Only the lines from the one containing "Serialize everything readable" through the end of the entries should be returned, exactly as they are, with the pictures omitted.

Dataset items
......
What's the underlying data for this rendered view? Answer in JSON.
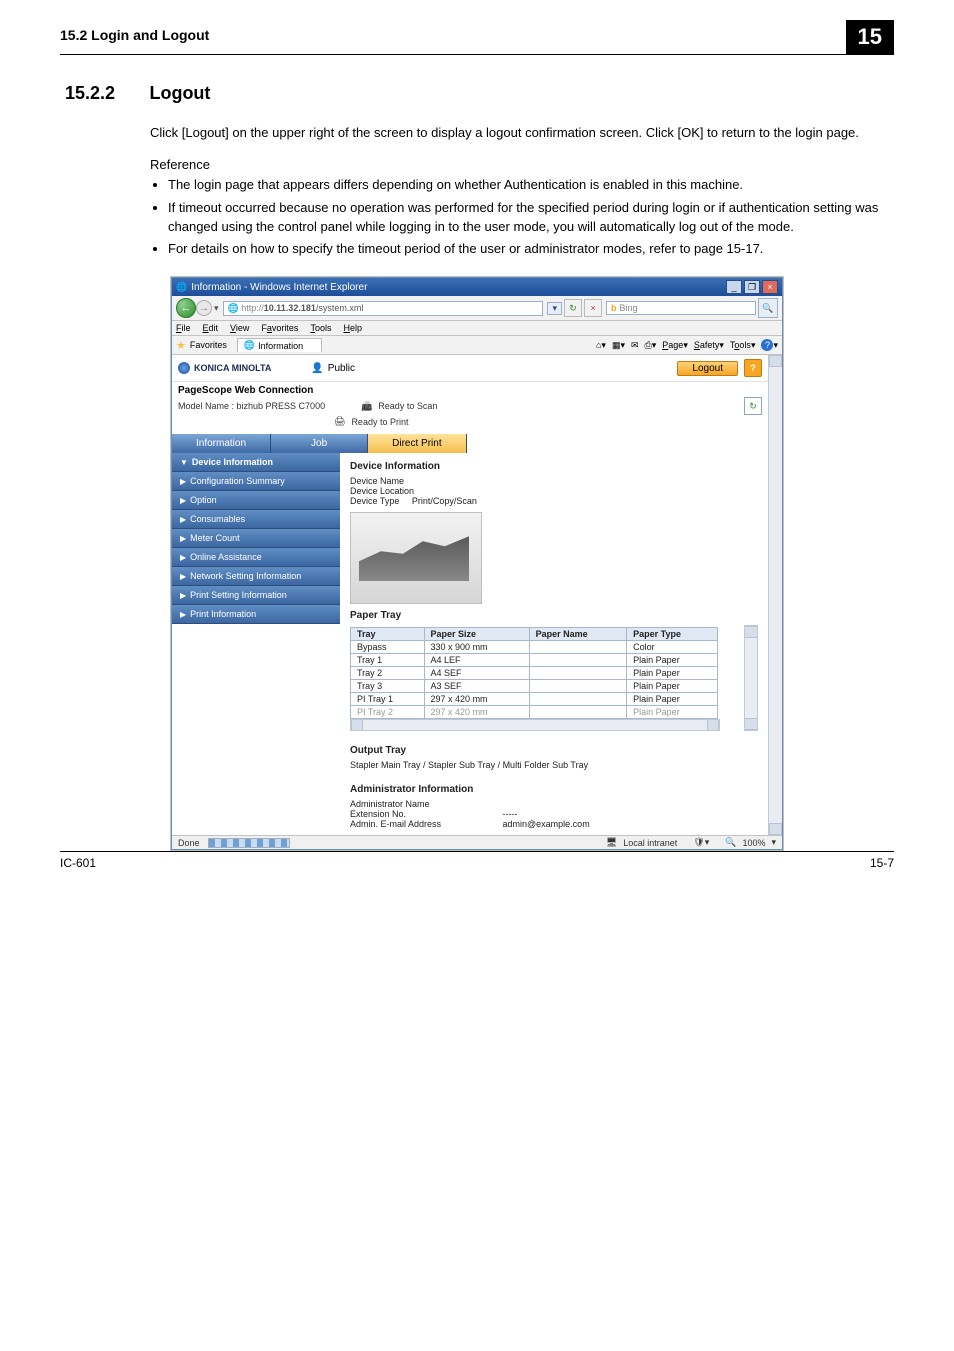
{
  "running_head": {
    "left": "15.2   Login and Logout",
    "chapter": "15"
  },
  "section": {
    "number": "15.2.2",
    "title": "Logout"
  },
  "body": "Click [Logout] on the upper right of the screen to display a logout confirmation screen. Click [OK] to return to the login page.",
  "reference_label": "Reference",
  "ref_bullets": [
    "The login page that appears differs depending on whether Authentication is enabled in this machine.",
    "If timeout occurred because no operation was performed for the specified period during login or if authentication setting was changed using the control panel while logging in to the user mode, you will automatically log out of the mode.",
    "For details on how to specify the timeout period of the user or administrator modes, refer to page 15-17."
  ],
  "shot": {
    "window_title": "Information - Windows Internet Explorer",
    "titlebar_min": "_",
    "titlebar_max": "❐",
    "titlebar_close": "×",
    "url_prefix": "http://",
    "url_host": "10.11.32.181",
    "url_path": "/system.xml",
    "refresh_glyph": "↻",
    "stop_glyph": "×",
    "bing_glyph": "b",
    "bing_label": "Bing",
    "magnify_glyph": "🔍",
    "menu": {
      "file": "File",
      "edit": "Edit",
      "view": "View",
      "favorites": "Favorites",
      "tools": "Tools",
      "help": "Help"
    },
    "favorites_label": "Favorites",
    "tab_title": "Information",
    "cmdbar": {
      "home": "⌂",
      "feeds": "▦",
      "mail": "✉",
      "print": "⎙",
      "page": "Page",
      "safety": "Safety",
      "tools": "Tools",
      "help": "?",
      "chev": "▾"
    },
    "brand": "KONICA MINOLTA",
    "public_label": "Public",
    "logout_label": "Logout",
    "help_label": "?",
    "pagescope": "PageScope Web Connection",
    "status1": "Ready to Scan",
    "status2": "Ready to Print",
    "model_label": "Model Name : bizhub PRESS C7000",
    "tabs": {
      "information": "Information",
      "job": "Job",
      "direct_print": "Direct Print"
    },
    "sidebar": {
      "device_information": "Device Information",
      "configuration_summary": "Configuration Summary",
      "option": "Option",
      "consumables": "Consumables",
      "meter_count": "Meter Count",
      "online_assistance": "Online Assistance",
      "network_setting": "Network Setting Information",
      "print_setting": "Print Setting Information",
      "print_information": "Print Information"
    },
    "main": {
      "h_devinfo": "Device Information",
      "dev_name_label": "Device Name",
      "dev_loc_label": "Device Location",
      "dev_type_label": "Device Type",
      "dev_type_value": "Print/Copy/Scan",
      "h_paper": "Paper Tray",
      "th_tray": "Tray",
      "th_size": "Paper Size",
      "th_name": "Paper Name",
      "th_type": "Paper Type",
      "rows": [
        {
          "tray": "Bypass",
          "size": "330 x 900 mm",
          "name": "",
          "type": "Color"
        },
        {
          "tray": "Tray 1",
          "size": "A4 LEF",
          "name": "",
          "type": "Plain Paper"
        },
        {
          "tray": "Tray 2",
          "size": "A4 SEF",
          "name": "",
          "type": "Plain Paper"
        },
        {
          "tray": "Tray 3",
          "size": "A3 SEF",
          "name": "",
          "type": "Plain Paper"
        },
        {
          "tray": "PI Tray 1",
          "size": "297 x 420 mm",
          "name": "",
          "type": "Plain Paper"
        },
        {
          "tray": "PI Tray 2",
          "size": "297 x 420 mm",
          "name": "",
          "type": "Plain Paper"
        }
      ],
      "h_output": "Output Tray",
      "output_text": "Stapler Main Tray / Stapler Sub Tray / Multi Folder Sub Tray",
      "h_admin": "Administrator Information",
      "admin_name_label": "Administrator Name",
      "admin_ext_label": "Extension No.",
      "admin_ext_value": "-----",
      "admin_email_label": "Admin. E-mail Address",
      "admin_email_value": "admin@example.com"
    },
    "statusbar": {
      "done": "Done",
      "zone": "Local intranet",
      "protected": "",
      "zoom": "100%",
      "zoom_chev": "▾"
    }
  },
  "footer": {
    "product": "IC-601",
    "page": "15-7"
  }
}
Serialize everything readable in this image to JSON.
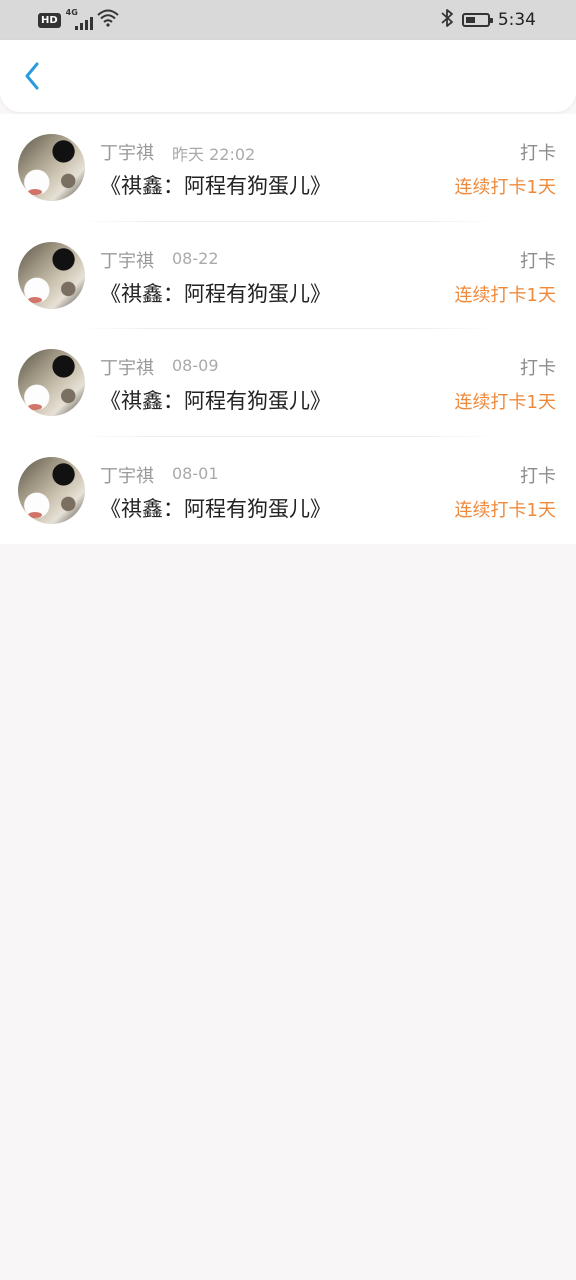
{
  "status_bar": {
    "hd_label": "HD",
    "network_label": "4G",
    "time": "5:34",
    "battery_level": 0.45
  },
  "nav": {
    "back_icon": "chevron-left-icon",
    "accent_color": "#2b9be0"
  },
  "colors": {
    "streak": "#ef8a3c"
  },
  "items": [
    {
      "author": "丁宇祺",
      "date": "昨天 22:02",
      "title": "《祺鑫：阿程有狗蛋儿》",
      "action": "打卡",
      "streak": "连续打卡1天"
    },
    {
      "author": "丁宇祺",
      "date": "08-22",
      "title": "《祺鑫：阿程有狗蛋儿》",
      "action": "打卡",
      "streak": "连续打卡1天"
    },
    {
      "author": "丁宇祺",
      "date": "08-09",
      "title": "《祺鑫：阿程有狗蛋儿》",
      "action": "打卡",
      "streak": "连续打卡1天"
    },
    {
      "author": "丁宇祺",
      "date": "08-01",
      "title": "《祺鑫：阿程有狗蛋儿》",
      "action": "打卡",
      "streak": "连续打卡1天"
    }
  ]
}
......
■ Solution to this problem ■
Serialize everything readable in this image to JSON.
{
  "status_bar": {
    "hd_label": "HD",
    "network_label": "4G",
    "time": "5:34",
    "battery_level": 0.45
  },
  "nav": {
    "back_icon": "chevron-left-icon",
    "accent_color": "#2b9be0"
  },
  "colors": {
    "streak": "#ef8a3c"
  },
  "items": [
    {
      "author": "丁宇祺",
      "date": "昨天 22:02",
      "title": "《祺鑫：阿程有狗蛋儿》",
      "action": "打卡",
      "streak": "连续打卡1天"
    },
    {
      "author": "丁宇祺",
      "date": "08-22",
      "title": "《祺鑫：阿程有狗蛋儿》",
      "action": "打卡",
      "streak": "连续打卡1天"
    },
    {
      "author": "丁宇祺",
      "date": "08-09",
      "title": "《祺鑫：阿程有狗蛋儿》",
      "action": "打卡",
      "streak": "连续打卡1天"
    },
    {
      "author": "丁宇祺",
      "date": "08-01",
      "title": "《祺鑫：阿程有狗蛋儿》",
      "action": "打卡",
      "streak": "连续打卡1天"
    }
  ]
}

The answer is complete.